#### [What to work on]
Can you pull out each line of the data below that includes the word "tűzvédelmi"?

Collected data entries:
======

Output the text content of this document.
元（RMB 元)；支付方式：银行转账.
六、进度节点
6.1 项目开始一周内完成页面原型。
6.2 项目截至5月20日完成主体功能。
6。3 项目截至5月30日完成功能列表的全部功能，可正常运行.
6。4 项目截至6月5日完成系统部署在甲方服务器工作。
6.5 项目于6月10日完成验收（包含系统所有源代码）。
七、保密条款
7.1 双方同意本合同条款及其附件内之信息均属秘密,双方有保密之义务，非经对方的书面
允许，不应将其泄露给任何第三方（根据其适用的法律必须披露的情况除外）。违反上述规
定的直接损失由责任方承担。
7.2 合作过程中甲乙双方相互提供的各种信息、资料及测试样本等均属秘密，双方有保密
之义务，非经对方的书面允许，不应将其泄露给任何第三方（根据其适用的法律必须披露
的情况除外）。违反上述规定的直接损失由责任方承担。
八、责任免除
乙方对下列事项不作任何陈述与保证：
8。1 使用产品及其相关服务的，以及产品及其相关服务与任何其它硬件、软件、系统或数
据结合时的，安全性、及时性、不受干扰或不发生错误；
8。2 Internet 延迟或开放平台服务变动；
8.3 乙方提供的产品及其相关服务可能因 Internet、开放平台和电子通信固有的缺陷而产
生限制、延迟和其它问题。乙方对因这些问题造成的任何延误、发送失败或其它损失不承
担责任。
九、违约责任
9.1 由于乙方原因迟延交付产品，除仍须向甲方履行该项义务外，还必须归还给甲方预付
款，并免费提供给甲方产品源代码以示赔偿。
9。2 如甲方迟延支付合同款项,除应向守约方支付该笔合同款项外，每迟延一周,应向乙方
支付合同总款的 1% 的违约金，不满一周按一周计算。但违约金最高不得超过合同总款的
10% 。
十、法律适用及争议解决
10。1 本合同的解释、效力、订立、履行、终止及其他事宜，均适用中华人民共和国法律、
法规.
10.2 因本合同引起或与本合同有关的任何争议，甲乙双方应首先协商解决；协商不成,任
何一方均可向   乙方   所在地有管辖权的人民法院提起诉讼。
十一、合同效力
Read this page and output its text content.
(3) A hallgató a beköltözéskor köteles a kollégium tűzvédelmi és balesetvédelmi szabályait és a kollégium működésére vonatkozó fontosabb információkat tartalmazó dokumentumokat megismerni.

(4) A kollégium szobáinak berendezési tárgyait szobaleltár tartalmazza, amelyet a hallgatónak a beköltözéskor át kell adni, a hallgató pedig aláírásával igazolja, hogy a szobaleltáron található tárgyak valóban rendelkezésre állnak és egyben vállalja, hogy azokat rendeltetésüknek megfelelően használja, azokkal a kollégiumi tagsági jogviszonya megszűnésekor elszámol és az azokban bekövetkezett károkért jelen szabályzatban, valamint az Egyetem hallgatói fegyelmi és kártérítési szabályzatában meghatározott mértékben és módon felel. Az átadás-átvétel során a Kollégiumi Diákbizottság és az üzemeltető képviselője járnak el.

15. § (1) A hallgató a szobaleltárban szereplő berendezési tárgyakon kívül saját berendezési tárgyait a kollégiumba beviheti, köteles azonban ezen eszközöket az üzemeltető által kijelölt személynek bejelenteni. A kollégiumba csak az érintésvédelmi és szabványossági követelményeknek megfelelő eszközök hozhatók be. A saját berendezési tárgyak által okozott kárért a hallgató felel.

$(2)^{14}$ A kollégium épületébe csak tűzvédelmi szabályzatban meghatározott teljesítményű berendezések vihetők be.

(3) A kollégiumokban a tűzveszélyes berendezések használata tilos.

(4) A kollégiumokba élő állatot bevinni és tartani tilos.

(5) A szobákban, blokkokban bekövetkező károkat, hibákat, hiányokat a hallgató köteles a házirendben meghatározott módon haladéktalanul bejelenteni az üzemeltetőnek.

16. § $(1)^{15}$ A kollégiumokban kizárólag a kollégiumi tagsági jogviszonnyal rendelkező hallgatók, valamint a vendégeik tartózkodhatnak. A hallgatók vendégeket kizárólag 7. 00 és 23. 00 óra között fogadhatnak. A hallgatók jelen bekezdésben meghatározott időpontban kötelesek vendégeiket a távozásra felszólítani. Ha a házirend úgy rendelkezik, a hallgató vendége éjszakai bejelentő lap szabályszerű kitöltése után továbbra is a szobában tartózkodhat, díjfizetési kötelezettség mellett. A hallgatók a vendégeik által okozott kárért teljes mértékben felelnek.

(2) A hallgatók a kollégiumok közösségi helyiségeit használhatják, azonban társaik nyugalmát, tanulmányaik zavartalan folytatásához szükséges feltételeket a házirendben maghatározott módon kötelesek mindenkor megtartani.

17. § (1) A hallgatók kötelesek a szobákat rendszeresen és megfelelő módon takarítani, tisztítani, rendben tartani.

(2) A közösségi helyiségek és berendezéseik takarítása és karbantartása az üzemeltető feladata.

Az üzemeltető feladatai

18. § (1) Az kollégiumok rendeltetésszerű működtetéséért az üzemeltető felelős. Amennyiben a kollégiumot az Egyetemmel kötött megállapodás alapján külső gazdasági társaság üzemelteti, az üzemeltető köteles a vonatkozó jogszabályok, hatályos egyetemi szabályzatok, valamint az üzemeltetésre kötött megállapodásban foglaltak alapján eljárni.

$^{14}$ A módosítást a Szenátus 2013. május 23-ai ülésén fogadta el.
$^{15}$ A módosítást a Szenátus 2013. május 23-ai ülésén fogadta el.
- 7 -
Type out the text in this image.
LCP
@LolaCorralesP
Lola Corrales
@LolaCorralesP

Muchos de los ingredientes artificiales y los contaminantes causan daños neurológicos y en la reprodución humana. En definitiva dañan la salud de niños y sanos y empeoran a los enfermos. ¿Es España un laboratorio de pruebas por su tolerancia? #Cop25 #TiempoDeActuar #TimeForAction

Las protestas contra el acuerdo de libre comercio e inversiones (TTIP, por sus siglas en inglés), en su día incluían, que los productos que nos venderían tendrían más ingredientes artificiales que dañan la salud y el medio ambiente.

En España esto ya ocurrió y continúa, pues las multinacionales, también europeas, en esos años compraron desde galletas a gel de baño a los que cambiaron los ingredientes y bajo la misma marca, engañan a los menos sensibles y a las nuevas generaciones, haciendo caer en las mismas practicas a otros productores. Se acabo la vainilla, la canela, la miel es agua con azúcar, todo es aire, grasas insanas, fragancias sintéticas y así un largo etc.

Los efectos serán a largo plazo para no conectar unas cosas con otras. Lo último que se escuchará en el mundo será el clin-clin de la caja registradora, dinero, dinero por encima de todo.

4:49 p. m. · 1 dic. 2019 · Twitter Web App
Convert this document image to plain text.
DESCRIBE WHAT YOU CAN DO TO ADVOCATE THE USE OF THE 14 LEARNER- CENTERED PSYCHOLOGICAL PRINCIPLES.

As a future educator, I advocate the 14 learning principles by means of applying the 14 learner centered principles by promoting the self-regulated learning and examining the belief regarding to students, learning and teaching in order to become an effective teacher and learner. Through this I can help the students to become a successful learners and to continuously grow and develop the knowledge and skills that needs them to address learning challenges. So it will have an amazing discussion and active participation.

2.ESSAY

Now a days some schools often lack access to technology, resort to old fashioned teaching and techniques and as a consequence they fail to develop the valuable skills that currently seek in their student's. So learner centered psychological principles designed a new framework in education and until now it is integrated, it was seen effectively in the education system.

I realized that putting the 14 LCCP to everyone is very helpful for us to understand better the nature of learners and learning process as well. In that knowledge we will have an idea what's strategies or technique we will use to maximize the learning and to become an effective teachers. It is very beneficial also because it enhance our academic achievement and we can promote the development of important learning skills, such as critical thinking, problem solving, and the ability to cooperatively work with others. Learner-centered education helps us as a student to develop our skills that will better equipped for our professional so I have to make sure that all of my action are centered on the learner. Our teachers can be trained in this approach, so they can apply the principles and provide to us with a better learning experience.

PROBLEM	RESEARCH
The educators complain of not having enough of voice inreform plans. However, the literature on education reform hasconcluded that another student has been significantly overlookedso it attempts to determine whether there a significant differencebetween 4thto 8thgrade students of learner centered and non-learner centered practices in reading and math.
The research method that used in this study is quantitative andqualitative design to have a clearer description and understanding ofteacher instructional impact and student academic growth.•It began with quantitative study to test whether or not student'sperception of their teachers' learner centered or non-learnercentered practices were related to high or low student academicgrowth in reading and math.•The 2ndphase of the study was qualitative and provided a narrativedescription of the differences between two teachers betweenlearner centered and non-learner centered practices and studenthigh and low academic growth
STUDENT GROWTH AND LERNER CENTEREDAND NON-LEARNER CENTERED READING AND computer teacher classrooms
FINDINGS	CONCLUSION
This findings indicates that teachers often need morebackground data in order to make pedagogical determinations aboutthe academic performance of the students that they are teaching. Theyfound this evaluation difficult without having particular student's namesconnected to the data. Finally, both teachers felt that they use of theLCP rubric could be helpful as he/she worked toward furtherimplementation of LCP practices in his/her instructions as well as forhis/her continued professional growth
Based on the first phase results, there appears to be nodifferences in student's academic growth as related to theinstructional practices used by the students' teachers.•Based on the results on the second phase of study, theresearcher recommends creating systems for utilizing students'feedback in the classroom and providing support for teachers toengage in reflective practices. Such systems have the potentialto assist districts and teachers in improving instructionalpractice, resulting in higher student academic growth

======

#### [Reply]
(3) A hallgató a beköltözéskor köteles a kollégium tűzvédelmi és balesetvédelmi szabályait és a kollégium működésére vonatkozó fontosabb információkat tartalmazó dokumentumokat megismerni.
$(2)^{14}$ A kollégium épületébe csak tűzvédelmi szabályzatban meghatározott teljesítményű berendezések vihetők be.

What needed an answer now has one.